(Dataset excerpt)
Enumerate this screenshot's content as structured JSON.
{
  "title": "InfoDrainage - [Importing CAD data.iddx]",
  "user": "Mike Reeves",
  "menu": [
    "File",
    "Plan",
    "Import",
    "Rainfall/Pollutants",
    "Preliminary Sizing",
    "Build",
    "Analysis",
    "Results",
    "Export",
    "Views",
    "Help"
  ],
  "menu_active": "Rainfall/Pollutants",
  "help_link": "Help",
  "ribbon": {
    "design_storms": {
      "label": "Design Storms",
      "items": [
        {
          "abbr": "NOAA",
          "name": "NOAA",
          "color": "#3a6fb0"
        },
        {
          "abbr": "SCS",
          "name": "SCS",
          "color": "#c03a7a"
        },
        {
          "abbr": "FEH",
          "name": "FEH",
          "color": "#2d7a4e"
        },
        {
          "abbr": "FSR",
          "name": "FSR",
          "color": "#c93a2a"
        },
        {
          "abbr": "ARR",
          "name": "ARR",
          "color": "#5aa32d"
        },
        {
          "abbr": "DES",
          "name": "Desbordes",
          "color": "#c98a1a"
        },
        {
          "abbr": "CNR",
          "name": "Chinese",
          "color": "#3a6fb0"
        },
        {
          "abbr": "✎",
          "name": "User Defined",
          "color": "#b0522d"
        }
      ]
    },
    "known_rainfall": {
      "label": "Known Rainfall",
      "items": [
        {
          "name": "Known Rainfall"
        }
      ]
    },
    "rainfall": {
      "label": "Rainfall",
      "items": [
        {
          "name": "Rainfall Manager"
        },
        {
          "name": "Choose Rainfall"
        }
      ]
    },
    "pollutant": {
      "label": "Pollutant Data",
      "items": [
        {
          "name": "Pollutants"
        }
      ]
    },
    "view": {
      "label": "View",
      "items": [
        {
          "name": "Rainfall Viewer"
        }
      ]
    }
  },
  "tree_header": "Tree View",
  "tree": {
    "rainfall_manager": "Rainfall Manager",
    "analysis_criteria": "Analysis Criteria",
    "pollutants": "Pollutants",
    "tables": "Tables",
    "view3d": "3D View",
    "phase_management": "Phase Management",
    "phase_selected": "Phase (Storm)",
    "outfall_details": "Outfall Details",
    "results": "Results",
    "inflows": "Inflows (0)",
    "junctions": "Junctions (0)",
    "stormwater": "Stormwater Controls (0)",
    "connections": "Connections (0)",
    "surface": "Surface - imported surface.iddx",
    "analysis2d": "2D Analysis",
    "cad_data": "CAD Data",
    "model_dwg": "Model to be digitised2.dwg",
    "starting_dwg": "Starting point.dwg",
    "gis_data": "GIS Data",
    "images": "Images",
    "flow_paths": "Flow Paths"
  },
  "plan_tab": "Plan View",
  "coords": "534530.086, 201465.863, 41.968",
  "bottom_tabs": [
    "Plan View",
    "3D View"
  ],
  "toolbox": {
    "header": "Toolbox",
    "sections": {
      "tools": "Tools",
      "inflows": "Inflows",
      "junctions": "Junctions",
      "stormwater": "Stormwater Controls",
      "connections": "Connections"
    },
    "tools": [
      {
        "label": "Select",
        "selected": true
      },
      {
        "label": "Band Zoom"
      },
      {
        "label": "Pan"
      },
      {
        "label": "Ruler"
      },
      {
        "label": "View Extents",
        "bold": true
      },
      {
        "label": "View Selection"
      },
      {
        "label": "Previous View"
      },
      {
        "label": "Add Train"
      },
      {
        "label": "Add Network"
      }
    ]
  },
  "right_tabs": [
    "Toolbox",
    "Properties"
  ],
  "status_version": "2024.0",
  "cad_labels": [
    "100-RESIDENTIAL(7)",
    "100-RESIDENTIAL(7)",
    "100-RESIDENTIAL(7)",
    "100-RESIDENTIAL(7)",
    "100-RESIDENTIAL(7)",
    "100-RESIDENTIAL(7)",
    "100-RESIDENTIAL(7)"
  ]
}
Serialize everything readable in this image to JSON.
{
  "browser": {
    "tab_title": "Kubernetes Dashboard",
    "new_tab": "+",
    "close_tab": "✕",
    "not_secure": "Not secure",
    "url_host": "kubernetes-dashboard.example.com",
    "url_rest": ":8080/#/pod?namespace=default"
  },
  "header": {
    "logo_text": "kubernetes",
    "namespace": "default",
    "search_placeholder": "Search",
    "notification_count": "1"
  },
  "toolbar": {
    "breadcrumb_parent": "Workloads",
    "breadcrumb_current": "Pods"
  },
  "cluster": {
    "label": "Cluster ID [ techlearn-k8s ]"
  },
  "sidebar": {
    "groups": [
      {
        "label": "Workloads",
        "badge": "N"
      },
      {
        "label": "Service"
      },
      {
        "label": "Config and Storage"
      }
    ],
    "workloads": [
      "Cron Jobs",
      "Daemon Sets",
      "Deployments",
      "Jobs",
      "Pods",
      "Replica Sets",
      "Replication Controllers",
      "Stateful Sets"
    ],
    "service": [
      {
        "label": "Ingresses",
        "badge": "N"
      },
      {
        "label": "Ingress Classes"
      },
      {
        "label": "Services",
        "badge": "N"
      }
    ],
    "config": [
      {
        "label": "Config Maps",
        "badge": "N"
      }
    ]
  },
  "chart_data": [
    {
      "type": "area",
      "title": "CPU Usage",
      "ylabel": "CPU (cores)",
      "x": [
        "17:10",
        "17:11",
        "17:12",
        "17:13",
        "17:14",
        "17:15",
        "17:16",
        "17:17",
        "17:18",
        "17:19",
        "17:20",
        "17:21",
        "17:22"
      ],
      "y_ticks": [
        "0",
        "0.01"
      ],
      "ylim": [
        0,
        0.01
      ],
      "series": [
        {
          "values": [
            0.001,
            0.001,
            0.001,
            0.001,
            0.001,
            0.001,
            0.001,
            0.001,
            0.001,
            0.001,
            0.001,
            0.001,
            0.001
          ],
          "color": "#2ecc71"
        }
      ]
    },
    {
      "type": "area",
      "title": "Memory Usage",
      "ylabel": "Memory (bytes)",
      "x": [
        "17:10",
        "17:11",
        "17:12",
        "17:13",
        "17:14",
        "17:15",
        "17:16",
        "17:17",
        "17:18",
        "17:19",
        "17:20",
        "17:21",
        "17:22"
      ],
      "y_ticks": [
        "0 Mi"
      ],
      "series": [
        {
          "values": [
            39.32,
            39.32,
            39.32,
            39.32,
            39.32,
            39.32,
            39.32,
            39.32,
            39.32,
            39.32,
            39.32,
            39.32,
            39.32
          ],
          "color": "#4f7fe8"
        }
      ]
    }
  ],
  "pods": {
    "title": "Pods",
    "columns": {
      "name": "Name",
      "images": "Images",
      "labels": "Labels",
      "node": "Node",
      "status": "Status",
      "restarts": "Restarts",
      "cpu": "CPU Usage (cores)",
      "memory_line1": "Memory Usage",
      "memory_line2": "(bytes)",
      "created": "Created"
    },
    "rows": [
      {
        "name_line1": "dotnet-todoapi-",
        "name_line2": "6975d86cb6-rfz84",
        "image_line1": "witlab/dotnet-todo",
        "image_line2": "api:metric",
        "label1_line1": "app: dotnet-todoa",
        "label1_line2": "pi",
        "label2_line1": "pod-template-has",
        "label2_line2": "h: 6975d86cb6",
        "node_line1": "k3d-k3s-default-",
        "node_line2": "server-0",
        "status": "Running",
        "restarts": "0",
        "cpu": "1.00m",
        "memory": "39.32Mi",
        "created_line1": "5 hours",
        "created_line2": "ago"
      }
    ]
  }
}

*TASK REQUIREMENTS*:
Quote every line of the data, word for word.

*ANSWER TO THIS EXERCISE*:
Enumerate this screenshot's content as structured JSON.
{
  "title": "InfoDrainage - [Importing CAD data.iddx]",
  "user": "Mike Reeves",
  "menu": [
    "File",
    "Plan",
    "Import",
    "Rainfall/Pollutants",
    "Preliminary Sizing",
    "Build",
    "Analysis",
    "Results",
    "Export",
    "Views",
    "Help"
  ],
  "menu_active": "Rainfall/Pollutants",
  "help_link": "Help",
  "ribbon": {
    "design_storms": {
      "label": "Design Storms",
      "items": [
        {
          "abbr": "NOAA",
          "name": "NOAA",
          "color": "#3a6fb0"
        },
        {
          "abbr": "SCS",
          "name": "SCS",
          "color": "#c03a7a"
        },
        {
          "abbr": "FEH",
          "name": "FEH",
          "color": "#2d7a4e"
        },
        {
          "abbr": "FSR",
          "name": "FSR",
          "color": "#c93a2a"
        },
        {
          "abbr": "ARR",
          "name": "ARR",
          "color": "#5aa32d"
        },
        {
          "abbr": "DES",
          "name": "Desbordes",
          "color": "#c98a1a"
        },
        {
          "abbr": "CNR",
          "name": "Chinese",
          "color": "#3a6fb0"
        },
        {
          "abbr": "✎",
          "name": "User Defined",
          "color": "#b0522d"
        }
      ]
    },
    "known_rainfall": {
      "label": "Known Rainfall",
      "items": [
        {
          "name": "Known Rainfall"
        }
      ]
    },
    "rainfall": {
      "label": "Rainfall",
      "items": [
        {
          "name": "Rainfall Manager"
        },
        {
          "name": "Choose Rainfall"
        }
      ]
    },
    "pollutant": {
      "label": "Pollutant Data",
      "items": [
        {
          "name": "Pollutants"
        }
      ]
    },
    "view": {
      "label": "View",
      "items": [
        {
          "name": "Rainfall Viewer"
        }
      ]
    }
  },
  "tree_header": "Tree View",
  "tree": {
    "rainfall_manager": "Rainfall Manager",
    "analysis_criteria": "Analysis Criteria",
    "pollutants": "Pollutants",
    "tables": "Tables",
    "view3d": "3D View",
    "phase_management": "Phase Management",
    "phase_selected": "Phase (Storm)",
    "outfall_details": "Outfall Details",
    "results": "Results",
    "inflows": "Inflows (0)",
    "junctions": "Junctions (0)",
    "stormwater": "Stormwater Controls (0)",
    "connections": "Connections (0)",
    "surface": "Surface - imported surface.iddx",
    "analysis2d": "2D Analysis",
    "cad_data": "CAD Data",
    "model_dwg": "Model to be digitised2.dwg",
    "starting_dwg": "Starting point.dwg",
    "gis_data": "GIS Data",
    "images": "Images",
    "flow_paths": "Flow Paths"
  },
  "plan_tab": "Plan View",
  "coords": "534530.086, 201465.863, 41.968",
  "bottom_tabs": [
    "Plan View",
    "3D View"
  ],
  "toolbox": {
    "header": "Toolbox",
    "sections": {
      "tools": "Tools",
      "inflows": "Inflows",
      "junctions": "Junctions",
      "stormwater": "Stormwater Controls",
      "connections": "Connections"
    },
    "tools": [
      {
        "label": "Select",
        "selected": true
      },
      {
        "label": "Band Zoom"
      },
      {
        "label": "Pan"
      },
      {
        "label": "Ruler"
      },
      {
        "label": "View Extents",
        "bold": true
      },
      {
        "label": "View Selection"
      },
      {
        "label": "Previous View"
      },
      {
        "label": "Add Train"
      },
      {
        "label": "Add Network"
      }
    ]
  },
  "right_tabs": [
    "Toolbox",
    "Properties"
  ],
  "status_version": "2024.0",
  "cad_labels": [
    "100-RESIDENTIAL(7)",
    "100-RESIDENTIAL(7)",
    "100-RESIDENTIAL(7)",
    "100-RESIDENTIAL(7)",
    "100-RESIDENTIAL(7)",
    "100-RESIDENTIAL(7)",
    "100-RESIDENTIAL(7)"
  ]
}
Serialize everything readable in this image to JSON.
{
  "browser": {
    "tab_title": "Kubernetes Dashboard",
    "new_tab": "+",
    "close_tab": "✕",
    "not_secure": "Not secure",
    "url_host": "kubernetes-dashboard.example.com",
    "url_rest": ":8080/#/pod?namespace=default"
  },
  "header": {
    "logo_text": "kubernetes",
    "namespace": "default",
    "search_placeholder": "Search",
    "notification_count": "1"
  },
  "toolbar": {
    "breadcrumb_parent": "Workloads",
    "breadcrumb_current": "Pods"
  },
  "cluster": {
    "label": "Cluster ID [ techlearn-k8s ]"
  },
  "sidebar": {
    "groups": [
      {
        "label": "Workloads",
        "badge": "N"
      },
      {
        "label": "Service"
      },
      {
        "label": "Config and Storage"
      }
    ],
    "workloads": [
      "Cron Jobs",
      "Daemon Sets",
      "Deployments",
      "Jobs",
      "Pods",
      "Replica Sets",
      "Replication Controllers",
      "Stateful Sets"
    ],
    "service": [
      {
        "label": "Ingresses",
        "badge": "N"
      },
      {
        "label": "Ingress Classes"
      },
      {
        "label": "Services",
        "badge": "N"
      }
    ],
    "config": [
      {
        "label": "Config Maps",
        "badge": "N"
      }
    ]
  },
  "chart_data": [
    {
      "type": "area",
      "title": "CPU Usage",
      "ylabel": "CPU (cores)",
      "x": [
        "17:10",
        "17:11",
        "17:12",
        "17:13",
        "17:14",
        "17:15",
        "17:16",
        "17:17",
        "17:18",
        "17:19",
        "17:20",
        "17:21",
        "17:22"
      ],
      "y_ticks": [
        "0",
        "0.01"
      ],
      "ylim": [
        0,
        0.01
      ],
      "series": [
        {
          "values": [
            0.001,
            0.001,
            0.001,
            0.001,
            0.001,
            0.001,
            0.001,
            0.001,
            0.001,
            0.001,
            0.001,
            0.001,
            0.001
          ],
          "color": "#2ecc71"
        }
      ]
    },
    {
      "type": "area",
      "title": "Memory Usage",
      "ylabel": "Memory (bytes)",
      "x": [
        "17:10",
        "17:11",
        "17:12",
        "17:13",
        "17:14",
        "17:15",
        "17:16",
        "17:17",
        "17:18",
        "17:19",
        "17:20",
        "17:21",
        "17:22"
      ],
      "y_ticks": [
        "0 Mi"
      ],
      "series": [
        {
          "values": [
            39.32,
            39.32,
            39.32,
            39.32,
            39.32,
            39.32,
            39.32,
            39.32,
            39.32,
            39.32,
            39.32,
            39.32,
            39.32
          ],
          "color": "#4f7fe8"
        }
      ]
    }
  ],
  "pods": {
    "title": "Pods",
    "columns": {
      "name": "Name",
      "images": "Images",
      "labels": "Labels",
      "node": "Node",
      "status": "Status",
      "restarts": "Restarts",
      "cpu": "CPU Usage (cores)",
      "memory_line1": "Memory Usage",
      "memory_line2": "(bytes)",
      "created": "Created"
    },
    "rows": [
      {
        "name_line1": "dotnet-todoapi-",
        "name_line2": "6975d86cb6-rfz84",
        "image_line1": "witlab/dotnet-todo",
        "image_line2": "api:metric",
        "label1_line1": "app: dotnet-todoa",
        "label1_line2": "pi",
        "label2_line1": "pod-template-has",
        "label2_line2": "h: 6975d86cb6",
        "node_line1": "k3d-k3s-default-",
        "node_line2": "server-0",
        "status": "Running",
        "restarts": "0",
        "cpu": "1.00m",
        "memory": "39.32Mi",
        "created_line1": "5 hours",
        "created_line2": "ago"
      }
    ]
  }
}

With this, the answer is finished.